In the records that follow, show each line where the word "working" is present.
[start]
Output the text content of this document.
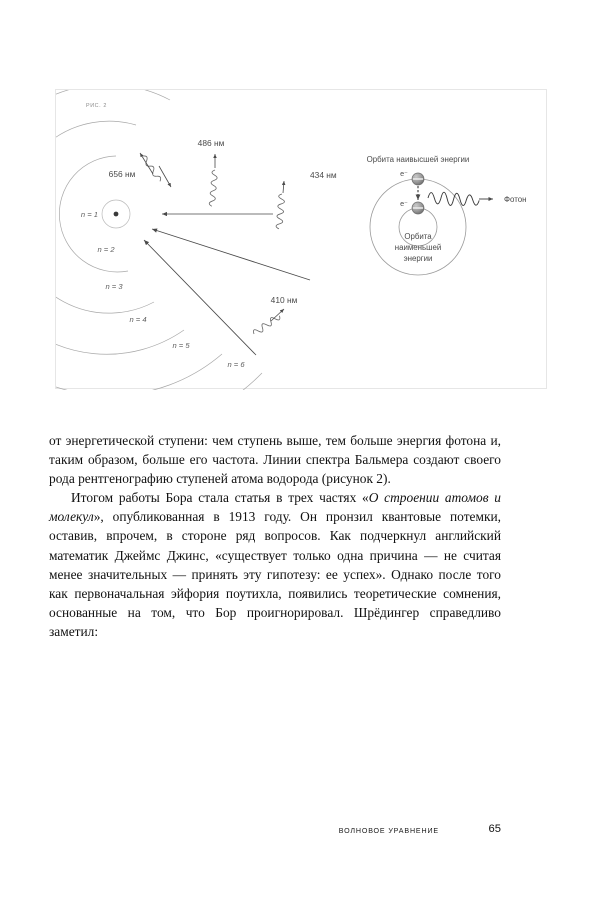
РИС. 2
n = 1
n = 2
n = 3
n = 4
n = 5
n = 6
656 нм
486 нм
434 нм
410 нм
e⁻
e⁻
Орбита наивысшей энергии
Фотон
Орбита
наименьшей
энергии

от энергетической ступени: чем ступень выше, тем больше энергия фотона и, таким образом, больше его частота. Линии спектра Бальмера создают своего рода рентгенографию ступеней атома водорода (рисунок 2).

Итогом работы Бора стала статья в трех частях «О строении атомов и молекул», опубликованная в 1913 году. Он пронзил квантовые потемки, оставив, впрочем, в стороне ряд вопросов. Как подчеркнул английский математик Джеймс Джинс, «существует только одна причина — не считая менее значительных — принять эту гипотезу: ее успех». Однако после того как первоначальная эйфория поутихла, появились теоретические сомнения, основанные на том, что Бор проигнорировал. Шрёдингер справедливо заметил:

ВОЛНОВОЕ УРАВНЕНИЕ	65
[end]
[start]
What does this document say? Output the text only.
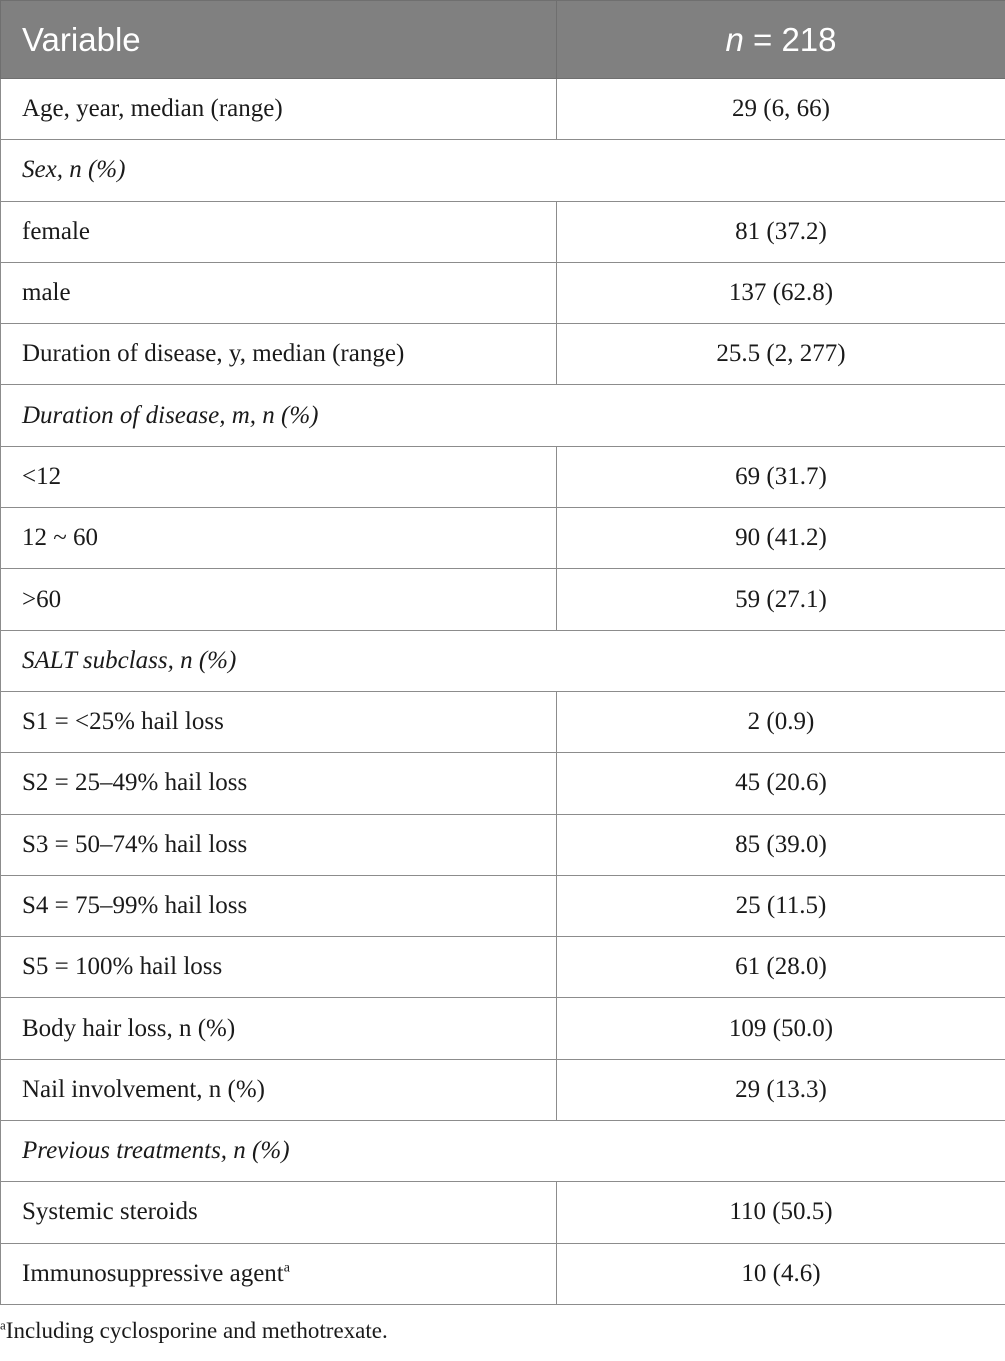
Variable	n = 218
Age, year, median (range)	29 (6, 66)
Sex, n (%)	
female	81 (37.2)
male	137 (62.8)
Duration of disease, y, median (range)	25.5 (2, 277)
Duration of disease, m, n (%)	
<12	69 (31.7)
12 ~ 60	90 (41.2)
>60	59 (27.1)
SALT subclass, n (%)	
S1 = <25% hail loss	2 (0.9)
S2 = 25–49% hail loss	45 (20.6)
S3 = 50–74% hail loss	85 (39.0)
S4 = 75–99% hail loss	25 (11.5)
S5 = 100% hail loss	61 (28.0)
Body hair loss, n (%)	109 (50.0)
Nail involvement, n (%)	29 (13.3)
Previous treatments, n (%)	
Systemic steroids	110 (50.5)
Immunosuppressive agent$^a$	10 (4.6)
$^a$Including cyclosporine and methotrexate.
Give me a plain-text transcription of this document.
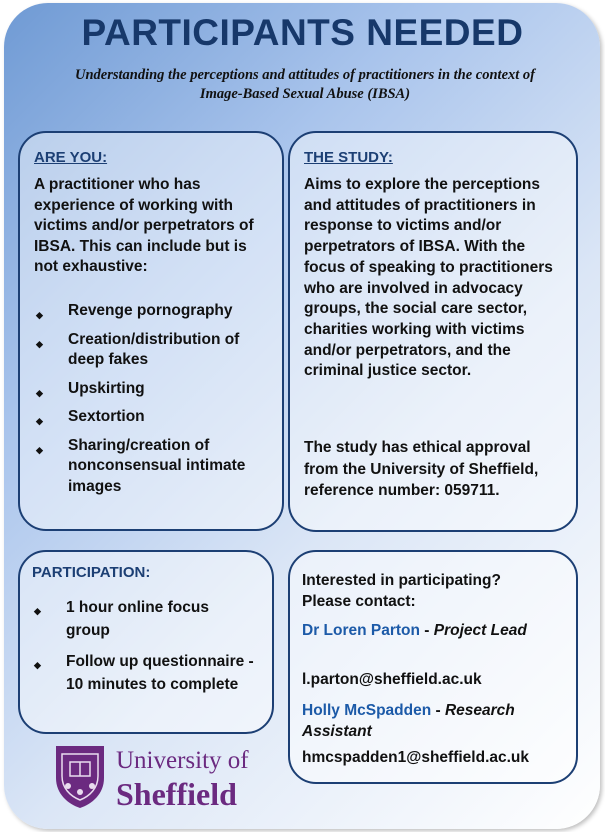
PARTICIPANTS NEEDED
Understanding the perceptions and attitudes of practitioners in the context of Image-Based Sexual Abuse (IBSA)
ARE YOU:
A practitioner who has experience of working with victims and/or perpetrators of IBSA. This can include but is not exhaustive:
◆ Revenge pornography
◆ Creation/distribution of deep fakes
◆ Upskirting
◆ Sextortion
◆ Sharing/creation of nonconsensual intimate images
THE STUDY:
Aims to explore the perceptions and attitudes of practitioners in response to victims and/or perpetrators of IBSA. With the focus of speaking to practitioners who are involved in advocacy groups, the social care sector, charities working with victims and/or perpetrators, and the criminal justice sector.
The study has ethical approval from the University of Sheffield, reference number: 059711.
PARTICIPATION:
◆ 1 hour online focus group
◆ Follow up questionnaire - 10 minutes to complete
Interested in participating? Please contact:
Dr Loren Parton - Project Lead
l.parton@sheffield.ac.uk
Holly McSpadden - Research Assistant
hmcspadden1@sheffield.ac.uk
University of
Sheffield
[end]
§ Written response
A practitioner who has experience of working with victims and/or perpetrators of IBSA. This can include but is not exhaustive:
Aims to explore the perceptions and attitudes of practitioners in response to victims and/or perpetrators of IBSA. With the focus of speaking to practitioners who are involved in advocacy groups, the social care sector, charities working with victims and/or perpetrators, and the criminal justice sector.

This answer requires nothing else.